Dataset items
■ ■ ■

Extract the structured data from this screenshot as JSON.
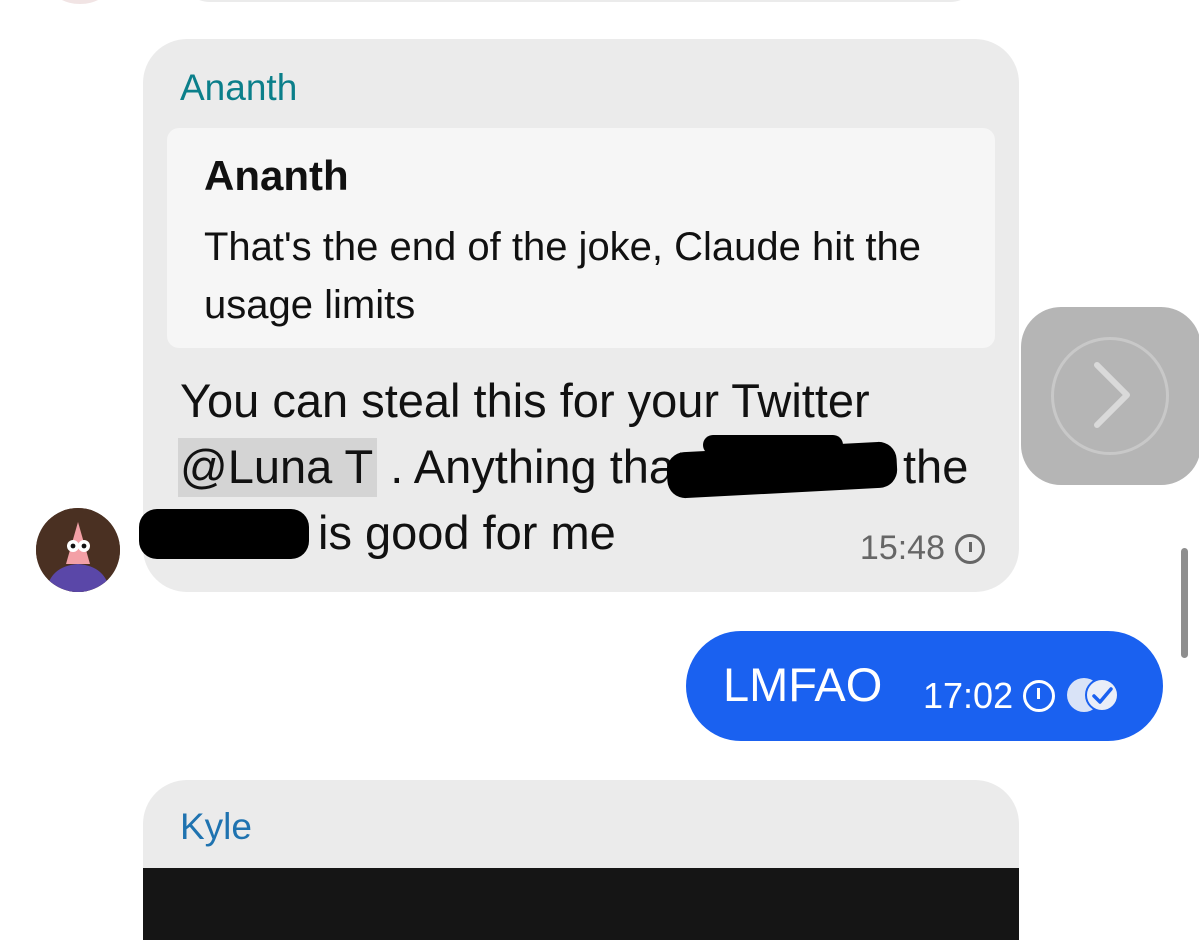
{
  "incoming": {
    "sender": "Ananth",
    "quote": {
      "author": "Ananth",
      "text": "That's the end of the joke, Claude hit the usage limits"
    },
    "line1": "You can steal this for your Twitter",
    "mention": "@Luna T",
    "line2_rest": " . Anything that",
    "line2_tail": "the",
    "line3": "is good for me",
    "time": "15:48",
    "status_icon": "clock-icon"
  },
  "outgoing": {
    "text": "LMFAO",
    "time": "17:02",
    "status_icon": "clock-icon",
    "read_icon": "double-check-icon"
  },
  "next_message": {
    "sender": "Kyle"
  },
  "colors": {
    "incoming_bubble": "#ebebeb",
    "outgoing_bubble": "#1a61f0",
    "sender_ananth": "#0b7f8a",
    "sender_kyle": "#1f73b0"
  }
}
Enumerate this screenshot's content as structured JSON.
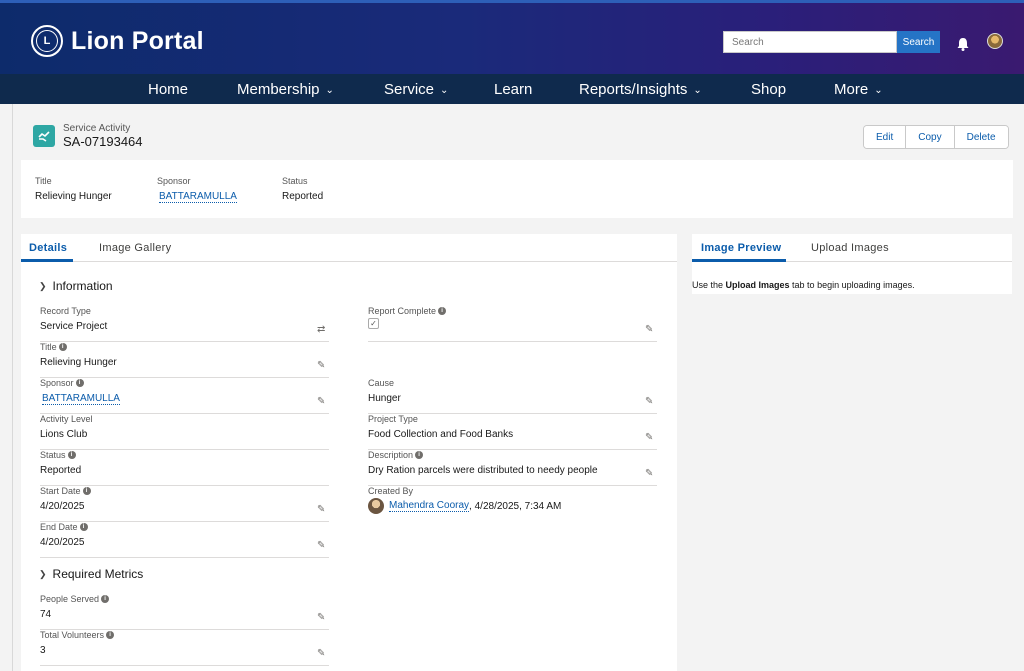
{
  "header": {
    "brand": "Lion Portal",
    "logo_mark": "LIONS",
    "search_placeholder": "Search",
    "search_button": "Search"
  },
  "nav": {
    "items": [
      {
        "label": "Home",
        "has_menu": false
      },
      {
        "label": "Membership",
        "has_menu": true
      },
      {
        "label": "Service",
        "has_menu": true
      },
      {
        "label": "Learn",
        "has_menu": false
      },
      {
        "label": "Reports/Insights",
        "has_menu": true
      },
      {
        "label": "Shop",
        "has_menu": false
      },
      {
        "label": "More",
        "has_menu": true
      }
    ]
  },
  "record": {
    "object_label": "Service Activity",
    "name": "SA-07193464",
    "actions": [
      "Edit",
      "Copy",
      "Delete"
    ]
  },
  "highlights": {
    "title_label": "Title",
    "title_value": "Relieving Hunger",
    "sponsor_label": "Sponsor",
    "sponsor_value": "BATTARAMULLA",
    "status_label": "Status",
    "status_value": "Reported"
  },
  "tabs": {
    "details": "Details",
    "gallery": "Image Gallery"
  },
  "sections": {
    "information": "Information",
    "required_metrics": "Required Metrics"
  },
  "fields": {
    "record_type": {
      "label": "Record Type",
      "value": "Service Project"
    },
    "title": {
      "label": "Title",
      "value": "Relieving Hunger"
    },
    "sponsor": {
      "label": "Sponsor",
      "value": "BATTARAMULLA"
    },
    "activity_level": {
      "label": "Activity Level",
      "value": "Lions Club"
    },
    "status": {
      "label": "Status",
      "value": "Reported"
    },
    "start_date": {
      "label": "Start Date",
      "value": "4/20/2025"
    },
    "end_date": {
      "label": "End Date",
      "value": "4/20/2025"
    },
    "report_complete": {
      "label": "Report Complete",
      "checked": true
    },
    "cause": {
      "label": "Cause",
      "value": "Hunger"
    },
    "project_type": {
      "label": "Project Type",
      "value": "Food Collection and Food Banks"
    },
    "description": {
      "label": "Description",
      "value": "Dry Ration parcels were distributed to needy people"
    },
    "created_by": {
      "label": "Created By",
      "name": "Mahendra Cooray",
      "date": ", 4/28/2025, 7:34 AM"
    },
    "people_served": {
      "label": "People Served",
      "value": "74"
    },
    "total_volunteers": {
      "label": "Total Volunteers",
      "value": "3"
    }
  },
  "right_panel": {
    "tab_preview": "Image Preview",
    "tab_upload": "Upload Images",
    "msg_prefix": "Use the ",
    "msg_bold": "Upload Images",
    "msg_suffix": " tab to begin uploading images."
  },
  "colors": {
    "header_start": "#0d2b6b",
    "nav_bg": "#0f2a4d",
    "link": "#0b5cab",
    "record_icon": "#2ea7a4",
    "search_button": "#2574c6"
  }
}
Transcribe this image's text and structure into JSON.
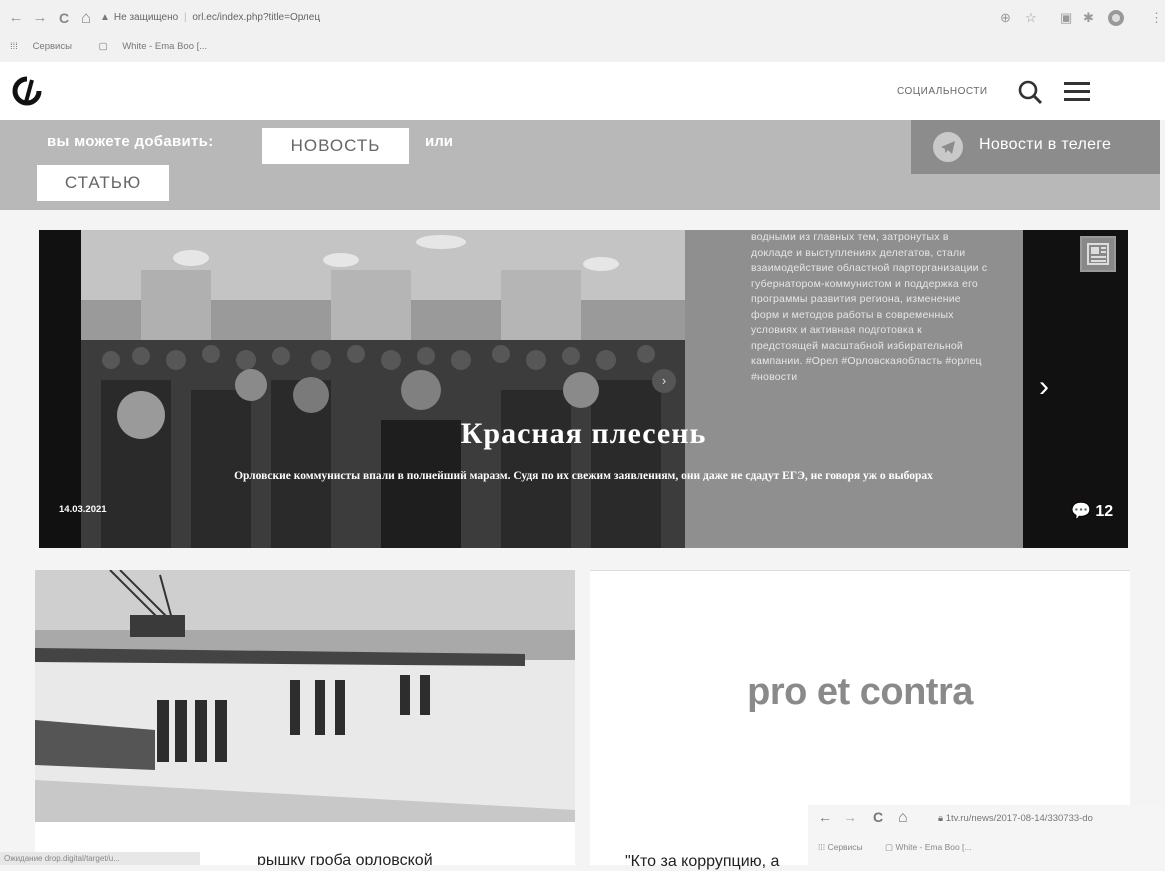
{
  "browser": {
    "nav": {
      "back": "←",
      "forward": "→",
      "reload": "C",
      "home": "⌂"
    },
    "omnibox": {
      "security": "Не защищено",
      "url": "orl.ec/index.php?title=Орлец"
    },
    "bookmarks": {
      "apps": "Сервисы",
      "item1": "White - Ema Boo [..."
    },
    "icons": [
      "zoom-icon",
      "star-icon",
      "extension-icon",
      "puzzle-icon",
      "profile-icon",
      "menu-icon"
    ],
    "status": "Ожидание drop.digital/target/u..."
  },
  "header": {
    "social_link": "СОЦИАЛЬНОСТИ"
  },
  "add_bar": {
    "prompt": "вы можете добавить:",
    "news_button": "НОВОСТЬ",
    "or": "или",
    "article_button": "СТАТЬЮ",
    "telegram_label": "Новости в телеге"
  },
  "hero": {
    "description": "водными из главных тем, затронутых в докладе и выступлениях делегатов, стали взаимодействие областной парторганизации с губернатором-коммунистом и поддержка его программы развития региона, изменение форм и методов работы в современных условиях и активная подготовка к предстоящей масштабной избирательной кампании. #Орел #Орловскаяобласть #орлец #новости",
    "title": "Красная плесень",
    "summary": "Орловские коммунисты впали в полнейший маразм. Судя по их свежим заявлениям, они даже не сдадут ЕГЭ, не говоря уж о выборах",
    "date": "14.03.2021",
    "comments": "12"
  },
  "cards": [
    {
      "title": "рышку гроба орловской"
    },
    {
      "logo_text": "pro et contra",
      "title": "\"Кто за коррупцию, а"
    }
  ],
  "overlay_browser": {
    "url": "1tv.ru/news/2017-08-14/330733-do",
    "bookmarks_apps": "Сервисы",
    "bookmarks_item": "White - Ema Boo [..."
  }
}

■ ■ ■

What the exercise asks
Pictures are not part of the copy; output everything else in the records exactly.

Answer to the problem
Extract the structured data from this screenshot as JSON.
{
  "incoming": {
    "sender": "Ananth",
    "quote": {
      "author": "Ananth",
      "text": "That's the end of the joke, Claude hit the usage limits"
    },
    "line1": "You can steal this for your Twitter",
    "mention": "@Luna T",
    "line2_rest": " . Anything that",
    "line2_tail": "the",
    "line3": "is good for me",
    "time": "15:48",
    "status_icon": "clock-icon"
  },
  "outgoing": {
    "text": "LMFAO",
    "time": "17:02",
    "status_icon": "clock-icon",
    "read_icon": "double-check-icon"
  },
  "next_message": {
    "sender": "Kyle"
  },
  "colors": {
    "incoming_bubble": "#ebebeb",
    "outgoing_bubble": "#1a61f0",
    "sender_ananth": "#0b7f8a",
    "sender_kyle": "#1f73b0"
  }
}
Enumerate this screenshot's content as structured JSON.
{
  "header": {
    "brand": "Lion Portal",
    "logo_mark": "LIONS",
    "search_placeholder": "Search",
    "search_button": "Search"
  },
  "nav": {
    "items": [
      {
        "label": "Home",
        "has_menu": false
      },
      {
        "label": "Membership",
        "has_menu": true
      },
      {
        "label": "Service",
        "has_menu": true
      },
      {
        "label": "Learn",
        "has_menu": false
      },
      {
        "label": "Reports/Insights",
        "has_menu": true
      },
      {
        "label": "Shop",
        "has_menu": false
      },
      {
        "label": "More",
        "has_menu": true
      }
    ]
  },
  "record": {
    "object_label": "Service Activity",
    "name": "SA-07193464",
    "actions": [
      "Edit",
      "Copy",
      "Delete"
    ]
  },
  "highlights": {
    "title_label": "Title",
    "title_value": "Relieving Hunger",
    "sponsor_label": "Sponsor",
    "sponsor_value": "BATTARAMULLA",
    "status_label": "Status",
    "status_value": "Reported"
  },
  "tabs": {
    "details": "Details",
    "gallery": "Image Gallery"
  },
  "sections": {
    "information": "Information",
    "required_metrics": "Required Metrics"
  },
  "fields": {
    "record_type": {
      "label": "Record Type",
      "value": "Service Project"
    },
    "title": {
      "label": "Title",
      "value": "Relieving Hunger"
    },
    "sponsor": {
      "label": "Sponsor",
      "value": "BATTARAMULLA"
    },
    "activity_level": {
      "label": "Activity Level",
      "value": "Lions Club"
    },
    "status": {
      "label": "Status",
      "value": "Reported"
    },
    "start_date": {
      "label": "Start Date",
      "value": "4/20/2025"
    },
    "end_date": {
      "label": "End Date",
      "value": "4/20/2025"
    },
    "report_complete": {
      "label": "Report Complete",
      "checked": true
    },
    "cause": {
      "label": "Cause",
      "value": "Hunger"
    },
    "project_type": {
      "label": "Project Type",
      "value": "Food Collection and Food Banks"
    },
    "description": {
      "label": "Description",
      "value": "Dry Ration parcels were distributed to needy people"
    },
    "created_by": {
      "label": "Created By",
      "name": "Mahendra Cooray",
      "date": ", 4/28/2025, 7:34 AM"
    },
    "people_served": {
      "label": "People Served",
      "value": "74"
    },
    "total_volunteers": {
      "label": "Total Volunteers",
      "value": "3"
    }
  },
  "right_panel": {
    "tab_preview": "Image Preview",
    "tab_upload": "Upload Images",
    "msg_prefix": "Use the ",
    "msg_bold": "Upload Images",
    "msg_suffix": " tab to begin uploading images."
  },
  "colors": {
    "header_start": "#0d2b6b",
    "nav_bg": "#0f2a4d",
    "link": "#0b5cab",
    "record_icon": "#2ea7a4",
    "search_button": "#2574c6"
  }
}
Transcribe this image's text and structure into JSON.
{
  "browser": {
    "nav": {
      "back": "←",
      "forward": "→",
      "reload": "C",
      "home": "⌂"
    },
    "omnibox": {
      "security": "Не защищено",
      "url": "orl.ec/index.php?title=Орлец"
    },
    "bookmarks": {
      "apps": "Сервисы",
      "item1": "White - Ema Boo [..."
    },
    "icons": [
      "zoom-icon",
      "star-icon",
      "extension-icon",
      "puzzle-icon",
      "profile-icon",
      "menu-icon"
    ],
    "status": "Ожидание drop.digital/target/u..."
  },
  "header": {
    "social_link": "СОЦИАЛЬНОСТИ"
  },
  "add_bar": {
    "prompt": "вы можете добавить:",
    "news_button": "НОВОСТЬ",
    "or": "или",
    "article_button": "СТАТЬЮ",
    "telegram_label": "Новости в телеге"
  },
  "hero": {
    "description": "водными из главных тем, затронутых в докладе и выступлениях делегатов, стали взаимодействие областной парторганизации с губернатором-коммунистом и поддержка его программы развития региона, изменение форм и методов работы в современных условиях и активная подготовка к предстоящей масштабной избирательной кампании. #Орел #Орловскаяобласть #орлец #новости",
    "title": "Красная плесень",
    "summary": "Орловские коммунисты впали в полнейший маразм. Судя по их свежим заявлениям, они даже не сдадут ЕГЭ, не говоря уж о выборах",
    "date": "14.03.2021",
    "comments": "12"
  },
  "cards": [
    {
      "title": "рышку гроба орловской"
    },
    {
      "logo_text": "pro et contra",
      "title": "\"Кто за коррупцию, а"
    }
  ],
  "overlay_browser": {
    "url": "1tv.ru/news/2017-08-14/330733-do",
    "bookmarks_apps": "Сервисы",
    "bookmarks_item": "White - Ema Boo [..."
  }
}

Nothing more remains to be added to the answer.